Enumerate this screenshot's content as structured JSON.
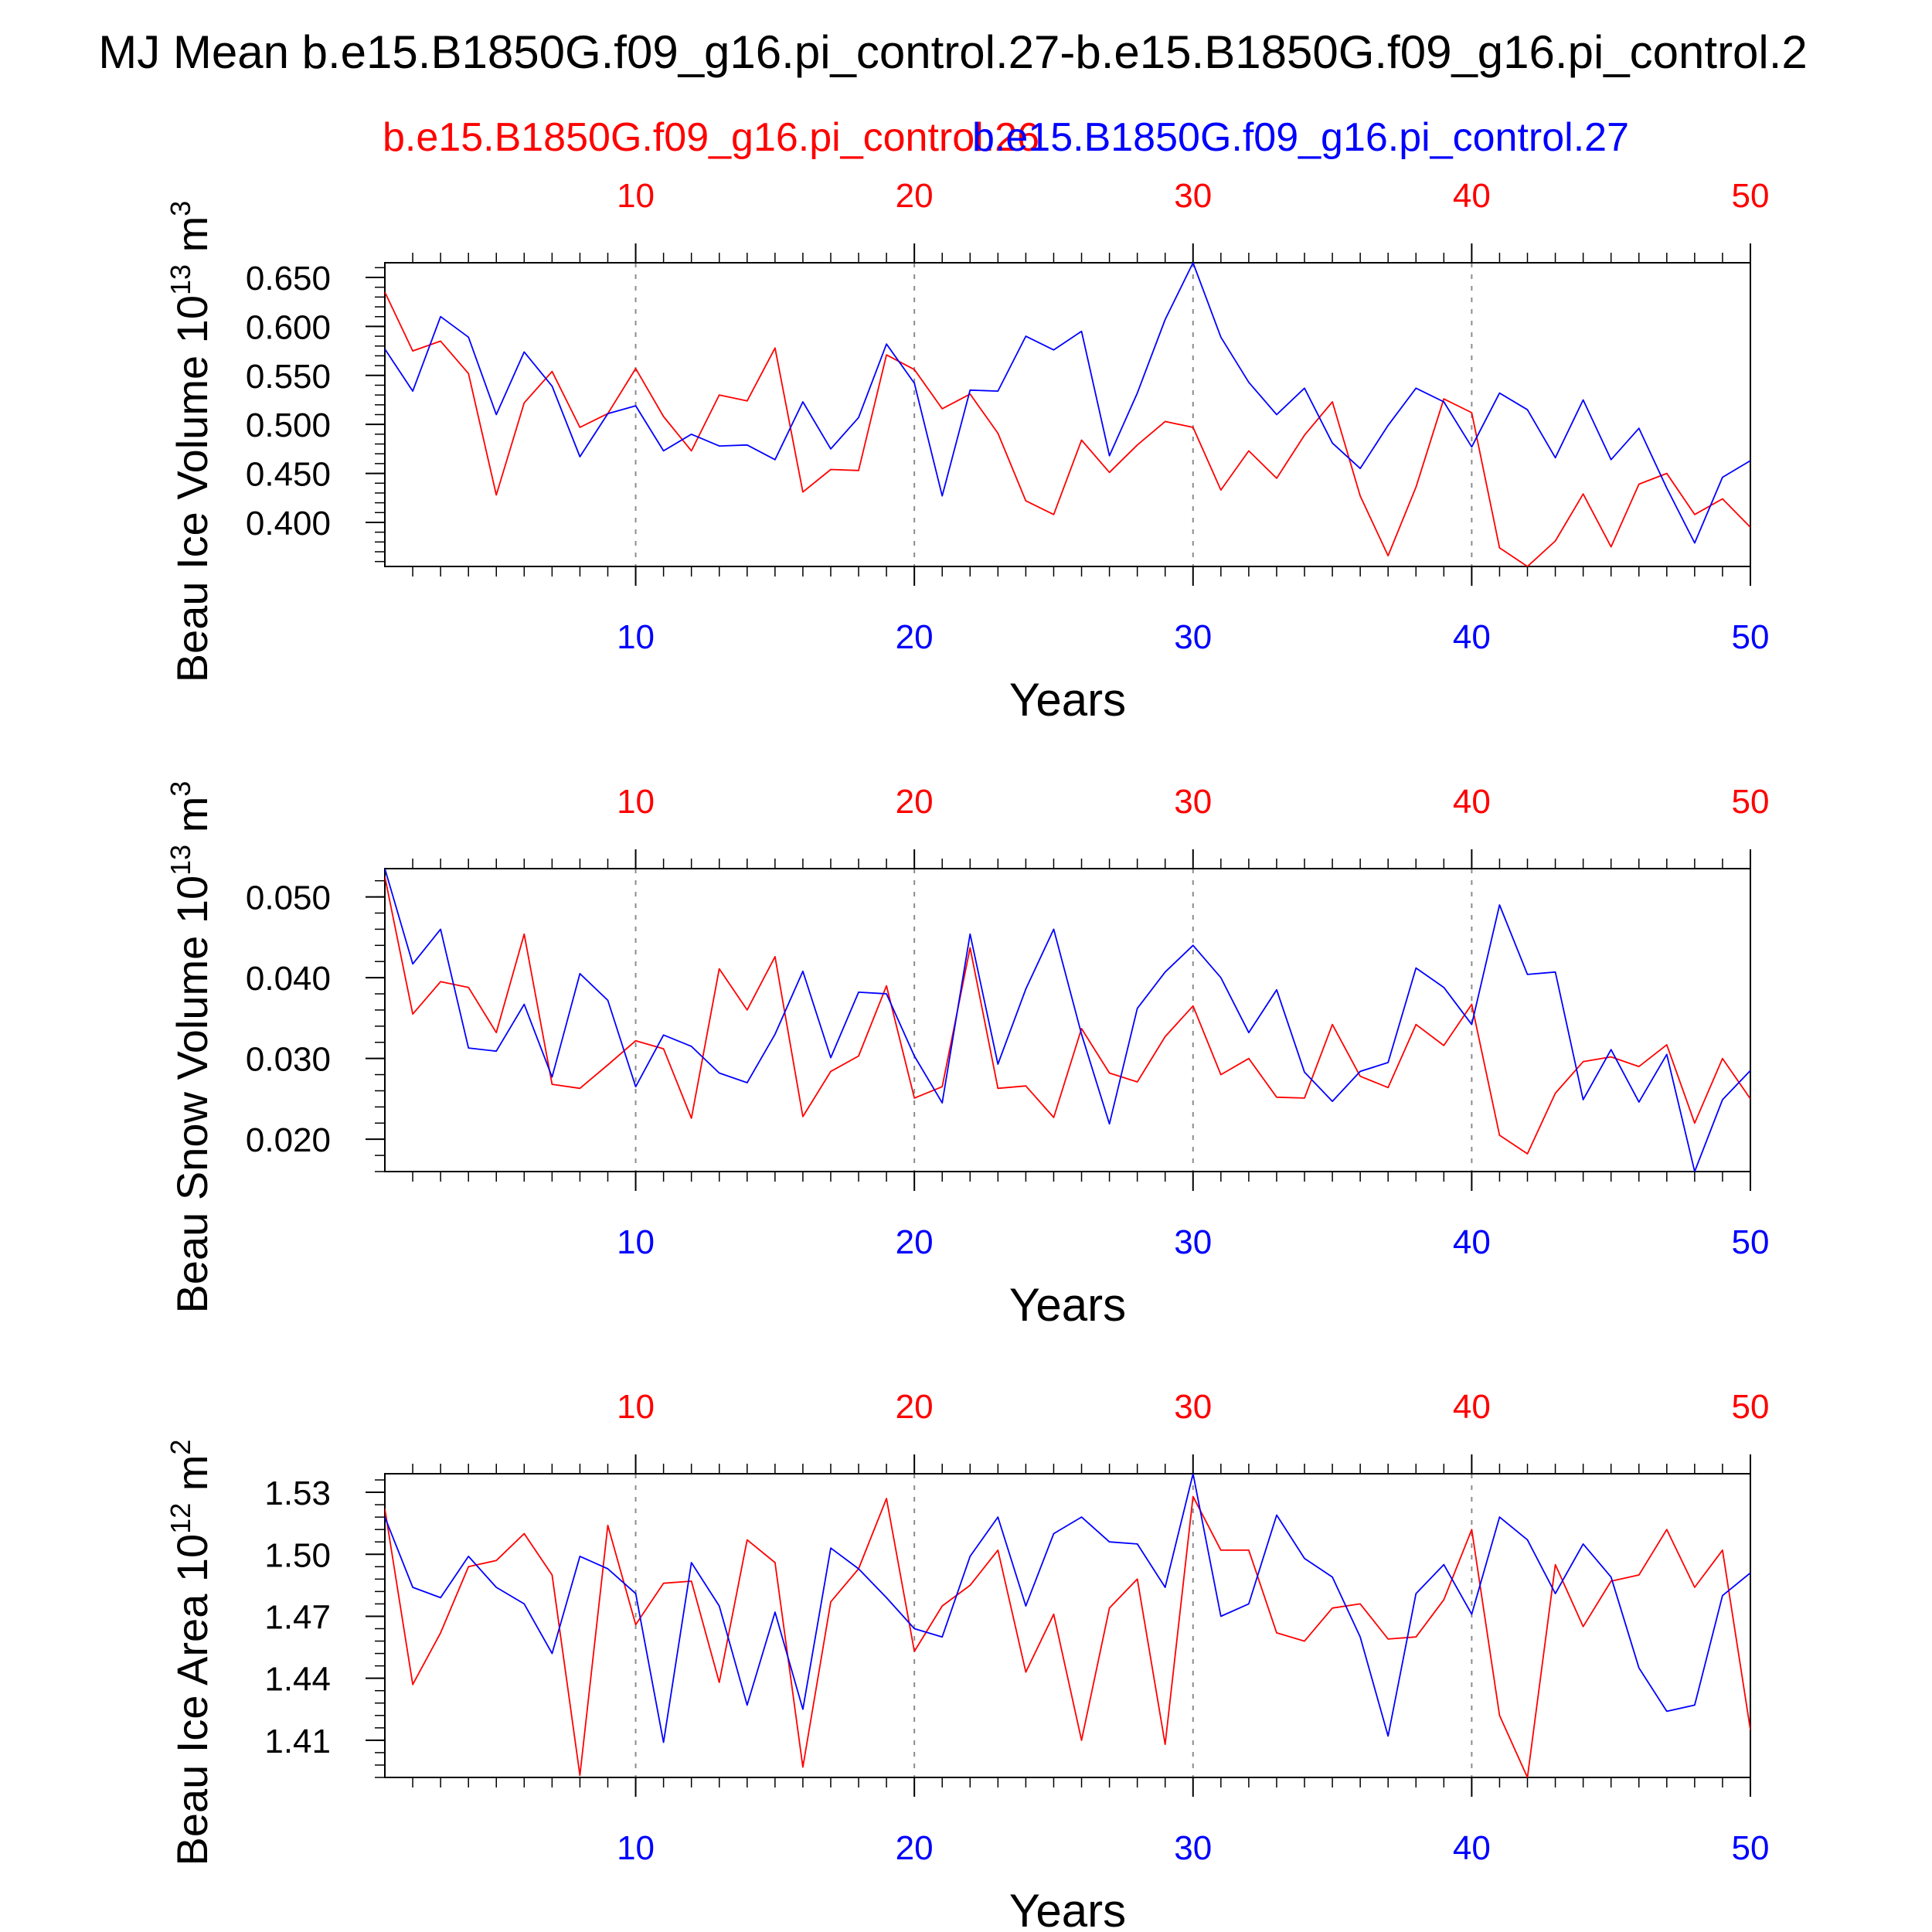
{
  "figure": {
    "title": "MJ Mean b.e15.B1850G.f09_g16.pi_control.27-b.e15.B1850G.f09_g16.pi_control.2",
    "legend_red": "b.e15.B1850G.f09_g16.pi_control.26",
    "legend_blue": "b.e15.B1850G.f09_g16.pi_control.27",
    "colors": {
      "red": "#ff0000",
      "blue": "#0000ff",
      "axis": "#000000",
      "grid": "#8c8c8c"
    }
  },
  "chart_data": [
    {
      "type": "line",
      "ylabel": "Beau Ice Volume 10",
      "ylabel_exp": "13",
      "ylabel_unit": " m",
      "ylabel_unit_exp": "3",
      "xlabel": "Years",
      "xlim": [
        1,
        50
      ],
      "ylim": [
        0.355,
        0.665
      ],
      "yticks": [
        0.4,
        0.45,
        0.5,
        0.55,
        0.6,
        0.65
      ],
      "ytick_labels": [
        "0.400",
        "0.450",
        "0.500",
        "0.550",
        "0.600",
        "0.650"
      ],
      "xticks": [
        10,
        20,
        30,
        40,
        50
      ],
      "xtick_labels": [
        "10",
        "20",
        "30",
        "40",
        "50"
      ],
      "grid_x": true,
      "x": [
        1,
        2,
        3,
        4,
        5,
        6,
        7,
        8,
        9,
        10,
        11,
        12,
        13,
        14,
        15,
        16,
        17,
        18,
        19,
        20,
        21,
        22,
        23,
        24,
        25,
        26,
        27,
        28,
        29,
        30,
        31,
        32,
        33,
        34,
        35,
        36,
        37,
        38,
        39,
        40,
        41,
        42,
        43,
        44,
        45,
        46,
        47,
        48,
        49,
        50
      ],
      "series": [
        {
          "name": "b.e15.B1850G.f09_g16.pi_control.26",
          "color": "#ff0000",
          "values": [
            0.635,
            0.575,
            0.585,
            0.552,
            0.428,
            0.522,
            0.554,
            0.497,
            0.511,
            0.557,
            0.508,
            0.473,
            0.53,
            0.524,
            0.578,
            0.431,
            0.454,
            0.453,
            0.571,
            0.556,
            0.516,
            0.531,
            0.491,
            0.422,
            0.408,
            0.484,
            0.451,
            0.479,
            0.503,
            0.497,
            0.433,
            0.473,
            0.445,
            0.489,
            0.523,
            0.427,
            0.366,
            0.436,
            0.526,
            0.512,
            0.374,
            0.355,
            0.381,
            0.429,
            0.375,
            0.439,
            0.45,
            0.408,
            0.424,
            0.395
          ]
        },
        {
          "name": "b.e15.B1850G.f09_g16.pi_control.27",
          "color": "#0000ff",
          "values": [
            0.577,
            0.534,
            0.61,
            0.589,
            0.51,
            0.574,
            0.539,
            0.467,
            0.511,
            0.519,
            0.473,
            0.49,
            0.478,
            0.479,
            0.464,
            0.523,
            0.475,
            0.507,
            0.582,
            0.542,
            0.427,
            0.535,
            0.534,
            0.59,
            0.576,
            0.595,
            0.468,
            0.532,
            0.607,
            0.665,
            0.589,
            0.543,
            0.51,
            0.537,
            0.481,
            0.455,
            0.499,
            0.537,
            0.523,
            0.477,
            0.532,
            0.515,
            0.466,
            0.525,
            0.464,
            0.496,
            0.435,
            0.379,
            0.446,
            0.463
          ]
        }
      ]
    },
    {
      "type": "line",
      "ylabel": "Beau Snow Volume 10",
      "ylabel_exp": "13",
      "ylabel_unit": " m",
      "ylabel_unit_exp": "3",
      "xlabel": "Years",
      "xlim": [
        1,
        50
      ],
      "ylim": [
        0.016,
        0.0535
      ],
      "yticks": [
        0.02,
        0.03,
        0.04,
        0.05
      ],
      "ytick_labels": [
        "0.020",
        "0.030",
        "0.040",
        "0.050"
      ],
      "xticks": [
        10,
        20,
        30,
        40,
        50
      ],
      "xtick_labels": [
        "10",
        "20",
        "30",
        "40",
        "50"
      ],
      "grid_x": true,
      "x": [
        1,
        2,
        3,
        4,
        5,
        6,
        7,
        8,
        9,
        10,
        11,
        12,
        13,
        14,
        15,
        16,
        17,
        18,
        19,
        20,
        21,
        22,
        23,
        24,
        25,
        26,
        27,
        28,
        29,
        30,
        31,
        32,
        33,
        34,
        35,
        36,
        37,
        38,
        39,
        40,
        41,
        42,
        43,
        44,
        45,
        46,
        47,
        48,
        49,
        50
      ],
      "series": [
        {
          "name": "b.e15.B1850G.f09_g16.pi_control.26",
          "color": "#ff0000",
          "values": [
            0.0525,
            0.0355,
            0.0395,
            0.0388,
            0.0332,
            0.0454,
            0.0268,
            0.0263,
            0.0292,
            0.0322,
            0.0312,
            0.0226,
            0.0411,
            0.036,
            0.0426,
            0.0228,
            0.0284,
            0.0303,
            0.039,
            0.0251,
            0.0265,
            0.0437,
            0.0263,
            0.0266,
            0.0227,
            0.0337,
            0.0282,
            0.0271,
            0.0327,
            0.0365,
            0.028,
            0.03,
            0.0252,
            0.0251,
            0.0342,
            0.0278,
            0.0264,
            0.0342,
            0.0316,
            0.0367,
            0.0205,
            0.0182,
            0.0257,
            0.0296,
            0.0302,
            0.029,
            0.0317,
            0.022,
            0.03,
            0.025
          ]
        },
        {
          "name": "b.e15.B1850G.f09_g16.pi_control.27",
          "color": "#0000ff",
          "values": [
            0.0535,
            0.0417,
            0.046,
            0.0313,
            0.0309,
            0.0367,
            0.0277,
            0.0405,
            0.0372,
            0.0265,
            0.0329,
            0.0315,
            0.0282,
            0.027,
            0.033,
            0.0408,
            0.0301,
            0.0382,
            0.038,
            0.0303,
            0.0245,
            0.0454,
            0.0293,
            0.0386,
            0.046,
            0.033,
            0.0219,
            0.0362,
            0.0407,
            0.044,
            0.04,
            0.0332,
            0.0385,
            0.0283,
            0.0247,
            0.0284,
            0.0295,
            0.0412,
            0.0388,
            0.0342,
            0.049,
            0.0404,
            0.0407,
            0.0249,
            0.0311,
            0.0246,
            0.0305,
            0.016,
            0.0249,
            0.0285
          ]
        }
      ]
    },
    {
      "type": "line",
      "ylabel": "Beau Ice Area 10",
      "ylabel_exp": "12",
      "ylabel_unit": " m",
      "ylabel_unit_exp": "2",
      "xlabel": "Years",
      "xlim": [
        1,
        50
      ],
      "ylim": [
        1.392,
        1.539
      ],
      "yticks": [
        1.41,
        1.44,
        1.47,
        1.5,
        1.53
      ],
      "ytick_labels": [
        "1.41",
        "1.44",
        "1.47",
        "1.50",
        "1.53"
      ],
      "xticks": [
        10,
        20,
        30,
        40,
        50
      ],
      "xtick_labels": [
        "10",
        "20",
        "30",
        "40",
        "50"
      ],
      "grid_x": true,
      "x": [
        1,
        2,
        3,
        4,
        5,
        6,
        7,
        8,
        9,
        10,
        11,
        12,
        13,
        14,
        15,
        16,
        17,
        18,
        19,
        20,
        21,
        22,
        23,
        24,
        25,
        26,
        27,
        28,
        29,
        30,
        31,
        32,
        33,
        34,
        35,
        36,
        37,
        38,
        39,
        40,
        41,
        42,
        43,
        44,
        45,
        46,
        47,
        48,
        49,
        50
      ],
      "series": [
        {
          "name": "b.e15.B1850G.f09_g16.pi_control.26",
          "color": "#ff0000",
          "values": [
            1.522,
            1.437,
            1.462,
            1.494,
            1.497,
            1.51,
            1.49,
            1.393,
            1.514,
            1.466,
            1.486,
            1.487,
            1.438,
            1.507,
            1.496,
            1.397,
            1.477,
            1.493,
            1.527,
            1.453,
            1.475,
            1.485,
            1.502,
            1.443,
            1.471,
            1.41,
            1.474,
            1.488,
            1.408,
            1.528,
            1.502,
            1.502,
            1.462,
            1.458,
            1.474,
            1.476,
            1.459,
            1.46,
            1.478,
            1.512,
            1.422,
            1.392,
            1.495,
            1.465,
            1.487,
            1.49,
            1.512,
            1.484,
            1.502,
            1.415
          ]
        },
        {
          "name": "b.e15.B1850G.f09_g16.pi_control.27",
          "color": "#0000ff",
          "values": [
            1.518,
            1.484,
            1.479,
            1.499,
            1.484,
            1.476,
            1.452,
            1.499,
            1.493,
            1.481,
            1.409,
            1.496,
            1.475,
            1.427,
            1.472,
            1.425,
            1.503,
            1.493,
            1.479,
            1.464,
            1.46,
            1.499,
            1.518,
            1.475,
            1.51,
            1.518,
            1.506,
            1.505,
            1.484,
            1.539,
            1.47,
            1.476,
            1.519,
            1.498,
            1.489,
            1.46,
            1.412,
            1.481,
            1.495,
            1.471,
            1.518,
            1.507,
            1.481,
            1.505,
            1.489,
            1.445,
            1.424,
            1.427,
            1.48,
            1.491
          ]
        }
      ]
    }
  ]
}
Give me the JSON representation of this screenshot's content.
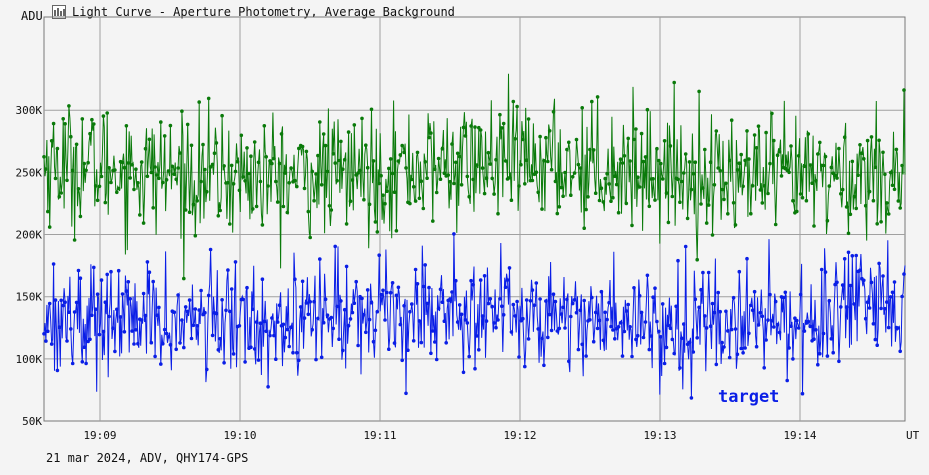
{
  "window": {
    "title": "Light Curve - Aperture Photometry, Average Background",
    "footer": "21 mar 2024, ADV, QHY174-GPS"
  },
  "colors": {
    "background": "#f4f4f4",
    "grid": "#a0a0a0",
    "series_green": "#0a7a0a",
    "series_blue": "#0a1ee6"
  },
  "chart_data": {
    "type": "line",
    "ylabel": "ADU",
    "xlabel": "UT",
    "ylim": [
      50000,
      375000
    ],
    "xlim_minutes": [
      8.6,
      14.75
    ],
    "y_ticks": [
      {
        "value": 300000,
        "label": "300K"
      },
      {
        "value": 250000,
        "label": "250K"
      },
      {
        "value": 200000,
        "label": "200K"
      },
      {
        "value": 150000,
        "label": "150K"
      },
      {
        "value": 100000,
        "label": "100K"
      },
      {
        "value": 50000,
        "label": "50K"
      }
    ],
    "x_ticks": [
      {
        "value": 9,
        "label": "19:09"
      },
      {
        "value": 10,
        "label": "19:10"
      },
      {
        "value": 11,
        "label": "19:11"
      },
      {
        "value": 12,
        "label": "19:12"
      },
      {
        "value": 13,
        "label": "19:13"
      },
      {
        "value": 14,
        "label": "19:14"
      }
    ],
    "grid": true,
    "series": [
      {
        "name": "",
        "color": "#0a7a0a",
        "mean": 252000,
        "spread": 24000,
        "values_sample": [
          258000,
          231000,
          276000,
          244000,
          262000,
          219000,
          283000,
          247000,
          301000,
          237000,
          265000,
          229000
        ]
      },
      {
        "name": "target",
        "color": "#0a1ee6",
        "mean": 135000,
        "spread": 22000,
        "values_sample": [
          131000,
          158000,
          112000,
          144000,
          96000,
          167000,
          128000,
          149000,
          103000,
          139000,
          121000,
          152000
        ]
      }
    ],
    "annotations": [
      {
        "text": "target",
        "color": "#0a1ee6"
      }
    ]
  }
}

-*-*-

▶ [Requirement] Count the lines in the records above that contain the word "screenshot", and give only that number.

▶ [Answer to the task] 2